(Your goal): Exclude the pictures, then repeat the remaining data exactly.

━━━━━━━━

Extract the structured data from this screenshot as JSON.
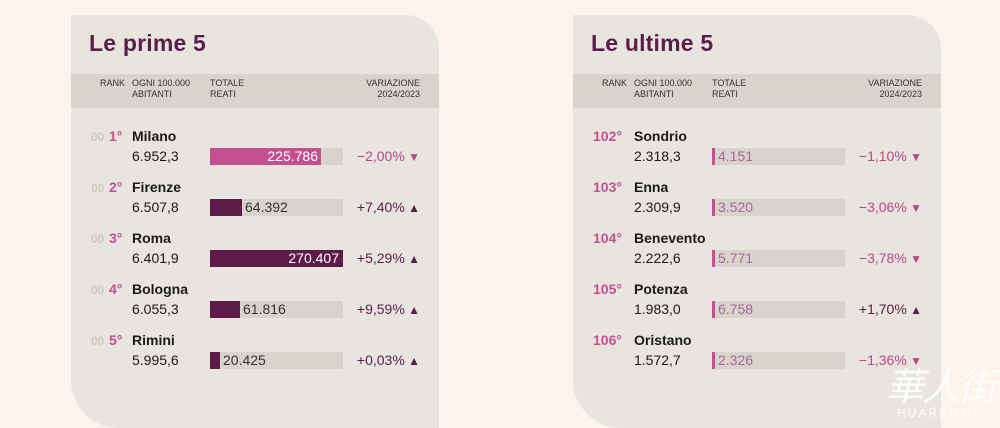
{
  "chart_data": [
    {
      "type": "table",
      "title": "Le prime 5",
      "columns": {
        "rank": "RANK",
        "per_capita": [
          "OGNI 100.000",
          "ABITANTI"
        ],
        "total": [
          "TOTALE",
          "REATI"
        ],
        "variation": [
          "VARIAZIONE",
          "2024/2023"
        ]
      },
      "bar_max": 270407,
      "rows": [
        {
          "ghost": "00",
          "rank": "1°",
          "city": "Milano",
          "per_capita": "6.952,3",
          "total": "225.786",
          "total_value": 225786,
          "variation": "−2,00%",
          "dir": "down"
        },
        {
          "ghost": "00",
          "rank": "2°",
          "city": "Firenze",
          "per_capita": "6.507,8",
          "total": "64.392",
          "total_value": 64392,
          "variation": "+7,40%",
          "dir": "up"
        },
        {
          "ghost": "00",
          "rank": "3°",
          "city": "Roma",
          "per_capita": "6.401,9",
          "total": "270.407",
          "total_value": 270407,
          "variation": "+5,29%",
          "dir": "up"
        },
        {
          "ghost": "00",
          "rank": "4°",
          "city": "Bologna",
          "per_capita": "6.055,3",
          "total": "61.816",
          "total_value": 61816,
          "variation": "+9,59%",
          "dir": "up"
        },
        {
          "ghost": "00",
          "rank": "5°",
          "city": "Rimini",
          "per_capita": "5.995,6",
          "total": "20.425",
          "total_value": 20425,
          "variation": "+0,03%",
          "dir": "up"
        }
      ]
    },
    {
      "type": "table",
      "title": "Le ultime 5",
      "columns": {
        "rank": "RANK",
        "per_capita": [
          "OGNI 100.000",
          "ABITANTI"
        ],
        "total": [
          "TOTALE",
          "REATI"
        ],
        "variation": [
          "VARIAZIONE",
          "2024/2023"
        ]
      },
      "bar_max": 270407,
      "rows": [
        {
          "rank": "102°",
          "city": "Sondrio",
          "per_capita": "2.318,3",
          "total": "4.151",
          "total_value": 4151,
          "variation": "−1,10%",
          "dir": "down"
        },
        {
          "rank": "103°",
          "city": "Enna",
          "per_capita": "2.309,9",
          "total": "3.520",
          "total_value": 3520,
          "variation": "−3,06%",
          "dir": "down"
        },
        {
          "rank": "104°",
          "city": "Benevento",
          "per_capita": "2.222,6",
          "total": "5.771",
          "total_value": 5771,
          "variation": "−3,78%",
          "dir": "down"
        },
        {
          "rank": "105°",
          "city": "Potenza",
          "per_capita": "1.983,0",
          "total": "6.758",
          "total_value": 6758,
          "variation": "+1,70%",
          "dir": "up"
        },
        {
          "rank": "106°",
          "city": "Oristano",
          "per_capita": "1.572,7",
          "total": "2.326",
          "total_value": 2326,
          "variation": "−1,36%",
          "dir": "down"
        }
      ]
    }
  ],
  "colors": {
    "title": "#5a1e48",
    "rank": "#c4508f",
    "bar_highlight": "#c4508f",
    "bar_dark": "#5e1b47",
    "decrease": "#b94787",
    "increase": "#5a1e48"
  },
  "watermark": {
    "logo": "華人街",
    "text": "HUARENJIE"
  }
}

━━━━━━━━

(Result of this exercise):
Extract the structured data from this screenshot as JSON.
{
  "chart_data": [
    {
      "type": "table",
      "title": "Le prime 5",
      "columns": {
        "rank": "RANK",
        "per_capita": [
          "OGNI 100.000",
          "ABITANTI"
        ],
        "total": [
          "TOTALE",
          "REATI"
        ],
        "variation": [
          "VARIAZIONE",
          "2024/2023"
        ]
      },
      "bar_max": 270407,
      "rows": [
        {
          "ghost": "00",
          "rank": "1°",
          "city": "Milano",
          "per_capita": "6.952,3",
          "total": "225.786",
          "total_value": 225786,
          "variation": "−2,00%",
          "dir": "down"
        },
        {
          "ghost": "00",
          "rank": "2°",
          "city": "Firenze",
          "per_capita": "6.507,8",
          "total": "64.392",
          "total_value": 64392,
          "variation": "+7,40%",
          "dir": "up"
        },
        {
          "ghost": "00",
          "rank": "3°",
          "city": "Roma",
          "per_capita": "6.401,9",
          "total": "270.407",
          "total_value": 270407,
          "variation": "+5,29%",
          "dir": "up"
        },
        {
          "ghost": "00",
          "rank": "4°",
          "city": "Bologna",
          "per_capita": "6.055,3",
          "total": "61.816",
          "total_value": 61816,
          "variation": "+9,59%",
          "dir": "up"
        },
        {
          "ghost": "00",
          "rank": "5°",
          "city": "Rimini",
          "per_capita": "5.995,6",
          "total": "20.425",
          "total_value": 20425,
          "variation": "+0,03%",
          "dir": "up"
        }
      ]
    },
    {
      "type": "table",
      "title": "Le ultime 5",
      "columns": {
        "rank": "RANK",
        "per_capita": [
          "OGNI 100.000",
          "ABITANTI"
        ],
        "total": [
          "TOTALE",
          "REATI"
        ],
        "variation": [
          "VARIAZIONE",
          "2024/2023"
        ]
      },
      "bar_max": 270407,
      "rows": [
        {
          "rank": "102°",
          "city": "Sondrio",
          "per_capita": "2.318,3",
          "total": "4.151",
          "total_value": 4151,
          "variation": "−1,10%",
          "dir": "down"
        },
        {
          "rank": "103°",
          "city": "Enna",
          "per_capita": "2.309,9",
          "total": "3.520",
          "total_value": 3520,
          "variation": "−3,06%",
          "dir": "down"
        },
        {
          "rank": "104°",
          "city": "Benevento",
          "per_capita": "2.222,6",
          "total": "5.771",
          "total_value": 5771,
          "variation": "−3,78%",
          "dir": "down"
        },
        {
          "rank": "105°",
          "city": "Potenza",
          "per_capita": "1.983,0",
          "total": "6.758",
          "total_value": 6758,
          "variation": "+1,70%",
          "dir": "up"
        },
        {
          "rank": "106°",
          "city": "Oristano",
          "per_capita": "1.572,7",
          "total": "2.326",
          "total_value": 2326,
          "variation": "−1,36%",
          "dir": "down"
        }
      ]
    }
  ],
  "colors": {
    "title": "#5a1e48",
    "rank": "#c4508f",
    "bar_highlight": "#c4508f",
    "bar_dark": "#5e1b47",
    "decrease": "#b94787",
    "increase": "#5a1e48"
  },
  "watermark": {
    "logo": "華人街",
    "text": "HUARENJIE"
  }
}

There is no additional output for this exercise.